GIVEN EXERCISE: List each line of the data in which the string "вважаємо" appears.

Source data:
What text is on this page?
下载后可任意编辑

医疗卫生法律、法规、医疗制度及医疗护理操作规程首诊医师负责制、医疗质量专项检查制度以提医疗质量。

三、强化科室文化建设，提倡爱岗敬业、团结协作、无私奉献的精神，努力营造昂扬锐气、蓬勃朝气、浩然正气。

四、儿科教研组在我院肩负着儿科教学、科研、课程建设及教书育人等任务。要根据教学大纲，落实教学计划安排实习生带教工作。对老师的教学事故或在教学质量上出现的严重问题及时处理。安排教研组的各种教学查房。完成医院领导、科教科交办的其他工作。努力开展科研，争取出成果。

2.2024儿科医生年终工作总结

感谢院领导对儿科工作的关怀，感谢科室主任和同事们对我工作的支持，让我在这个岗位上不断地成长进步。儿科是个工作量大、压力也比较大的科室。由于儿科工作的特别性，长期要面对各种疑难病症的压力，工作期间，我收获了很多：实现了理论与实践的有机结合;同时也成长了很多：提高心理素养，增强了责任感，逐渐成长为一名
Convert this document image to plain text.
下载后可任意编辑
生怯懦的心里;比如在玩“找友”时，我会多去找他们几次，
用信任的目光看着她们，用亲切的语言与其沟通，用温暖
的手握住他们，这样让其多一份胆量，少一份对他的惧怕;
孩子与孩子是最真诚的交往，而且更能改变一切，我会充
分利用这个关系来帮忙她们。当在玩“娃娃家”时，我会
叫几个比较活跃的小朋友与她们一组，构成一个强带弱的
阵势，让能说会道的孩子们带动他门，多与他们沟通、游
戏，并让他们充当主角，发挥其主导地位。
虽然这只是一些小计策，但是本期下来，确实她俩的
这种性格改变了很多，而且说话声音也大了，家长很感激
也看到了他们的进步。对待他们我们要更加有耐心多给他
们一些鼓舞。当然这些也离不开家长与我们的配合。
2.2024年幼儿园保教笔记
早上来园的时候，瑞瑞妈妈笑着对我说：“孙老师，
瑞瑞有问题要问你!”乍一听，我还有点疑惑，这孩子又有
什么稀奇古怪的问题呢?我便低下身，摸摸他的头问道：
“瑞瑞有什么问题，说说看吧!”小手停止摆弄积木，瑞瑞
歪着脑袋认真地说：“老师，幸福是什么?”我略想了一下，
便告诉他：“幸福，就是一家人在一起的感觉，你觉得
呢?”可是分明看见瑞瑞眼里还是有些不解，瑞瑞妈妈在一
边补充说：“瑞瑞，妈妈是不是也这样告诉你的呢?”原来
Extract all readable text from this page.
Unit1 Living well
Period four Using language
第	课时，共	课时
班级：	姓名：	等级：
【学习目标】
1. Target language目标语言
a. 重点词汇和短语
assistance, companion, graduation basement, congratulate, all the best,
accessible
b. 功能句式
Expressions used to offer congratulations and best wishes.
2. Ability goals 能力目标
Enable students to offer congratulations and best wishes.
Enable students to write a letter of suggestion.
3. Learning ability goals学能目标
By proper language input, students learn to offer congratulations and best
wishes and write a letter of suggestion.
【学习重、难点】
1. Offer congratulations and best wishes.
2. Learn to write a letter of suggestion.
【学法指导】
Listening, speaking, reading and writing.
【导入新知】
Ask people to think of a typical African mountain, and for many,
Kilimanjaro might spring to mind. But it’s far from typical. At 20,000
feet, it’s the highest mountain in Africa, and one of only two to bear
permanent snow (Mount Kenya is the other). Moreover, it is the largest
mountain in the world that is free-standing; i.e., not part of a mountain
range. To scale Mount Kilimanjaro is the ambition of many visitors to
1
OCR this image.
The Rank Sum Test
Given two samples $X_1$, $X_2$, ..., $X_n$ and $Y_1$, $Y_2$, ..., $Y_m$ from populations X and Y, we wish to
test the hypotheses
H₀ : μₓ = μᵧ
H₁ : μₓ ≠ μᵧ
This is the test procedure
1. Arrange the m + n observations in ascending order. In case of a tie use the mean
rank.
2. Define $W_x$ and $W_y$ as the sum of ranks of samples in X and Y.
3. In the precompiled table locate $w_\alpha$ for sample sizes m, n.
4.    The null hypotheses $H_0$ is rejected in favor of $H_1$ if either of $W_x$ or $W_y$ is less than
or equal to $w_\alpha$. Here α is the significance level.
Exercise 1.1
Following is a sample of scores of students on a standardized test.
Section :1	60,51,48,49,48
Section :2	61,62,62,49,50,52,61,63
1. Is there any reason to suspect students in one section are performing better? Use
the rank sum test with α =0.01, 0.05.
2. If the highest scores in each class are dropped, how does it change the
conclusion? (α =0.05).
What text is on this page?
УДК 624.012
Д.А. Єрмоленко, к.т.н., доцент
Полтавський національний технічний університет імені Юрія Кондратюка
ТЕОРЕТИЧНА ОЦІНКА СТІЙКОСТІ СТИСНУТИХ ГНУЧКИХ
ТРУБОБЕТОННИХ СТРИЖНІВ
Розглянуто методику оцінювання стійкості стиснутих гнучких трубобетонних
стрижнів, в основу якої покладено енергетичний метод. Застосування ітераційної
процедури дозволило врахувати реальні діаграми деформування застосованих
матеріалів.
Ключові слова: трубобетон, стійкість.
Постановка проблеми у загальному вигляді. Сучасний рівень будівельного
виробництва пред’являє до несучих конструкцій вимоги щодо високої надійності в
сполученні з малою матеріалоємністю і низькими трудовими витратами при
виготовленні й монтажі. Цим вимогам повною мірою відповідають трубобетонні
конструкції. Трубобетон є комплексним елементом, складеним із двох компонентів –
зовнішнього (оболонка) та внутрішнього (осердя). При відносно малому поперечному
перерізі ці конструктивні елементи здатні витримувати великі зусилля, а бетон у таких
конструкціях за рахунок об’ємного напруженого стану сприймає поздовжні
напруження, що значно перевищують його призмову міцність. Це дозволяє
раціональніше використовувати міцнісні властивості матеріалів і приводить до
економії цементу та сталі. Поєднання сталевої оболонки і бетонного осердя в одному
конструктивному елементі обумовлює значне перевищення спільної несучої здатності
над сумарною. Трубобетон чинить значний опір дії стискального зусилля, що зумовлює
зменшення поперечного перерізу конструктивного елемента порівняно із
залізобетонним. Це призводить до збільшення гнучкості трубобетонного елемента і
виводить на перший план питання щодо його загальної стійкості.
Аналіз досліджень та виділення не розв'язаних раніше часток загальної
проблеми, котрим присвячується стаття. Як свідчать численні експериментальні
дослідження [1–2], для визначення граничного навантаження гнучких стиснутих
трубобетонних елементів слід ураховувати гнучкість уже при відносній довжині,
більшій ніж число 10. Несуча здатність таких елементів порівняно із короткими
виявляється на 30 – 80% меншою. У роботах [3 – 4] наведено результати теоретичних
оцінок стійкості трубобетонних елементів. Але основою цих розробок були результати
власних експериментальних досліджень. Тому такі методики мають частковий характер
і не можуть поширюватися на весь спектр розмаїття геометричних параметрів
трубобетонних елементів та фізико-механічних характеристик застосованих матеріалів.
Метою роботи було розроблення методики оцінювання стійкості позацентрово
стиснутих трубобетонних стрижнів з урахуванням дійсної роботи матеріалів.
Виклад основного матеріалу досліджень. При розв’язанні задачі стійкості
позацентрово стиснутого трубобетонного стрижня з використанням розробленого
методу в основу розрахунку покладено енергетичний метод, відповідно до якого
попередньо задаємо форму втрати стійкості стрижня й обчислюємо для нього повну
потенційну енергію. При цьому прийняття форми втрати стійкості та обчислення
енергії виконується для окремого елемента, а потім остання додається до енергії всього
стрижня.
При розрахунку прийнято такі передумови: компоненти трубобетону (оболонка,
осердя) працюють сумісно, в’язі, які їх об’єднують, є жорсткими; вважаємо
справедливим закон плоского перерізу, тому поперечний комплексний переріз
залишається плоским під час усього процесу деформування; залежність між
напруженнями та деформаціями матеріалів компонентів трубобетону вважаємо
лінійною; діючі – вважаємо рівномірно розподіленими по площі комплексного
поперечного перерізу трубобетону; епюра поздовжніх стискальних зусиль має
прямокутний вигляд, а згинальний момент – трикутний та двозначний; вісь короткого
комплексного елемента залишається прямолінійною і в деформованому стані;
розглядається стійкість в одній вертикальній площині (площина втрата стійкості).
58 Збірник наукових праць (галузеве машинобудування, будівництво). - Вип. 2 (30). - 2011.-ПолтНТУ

FULL SOLUTION:
осердя) працюють сумісно, в’язі, які їх об’єднують, є жорсткими; вважаємо
напруженнями та деформаціями матеріалів компонентів трубобетону вважаємо
лінійною; діючі – вважаємо рівномірно розподіленими по площі комплексного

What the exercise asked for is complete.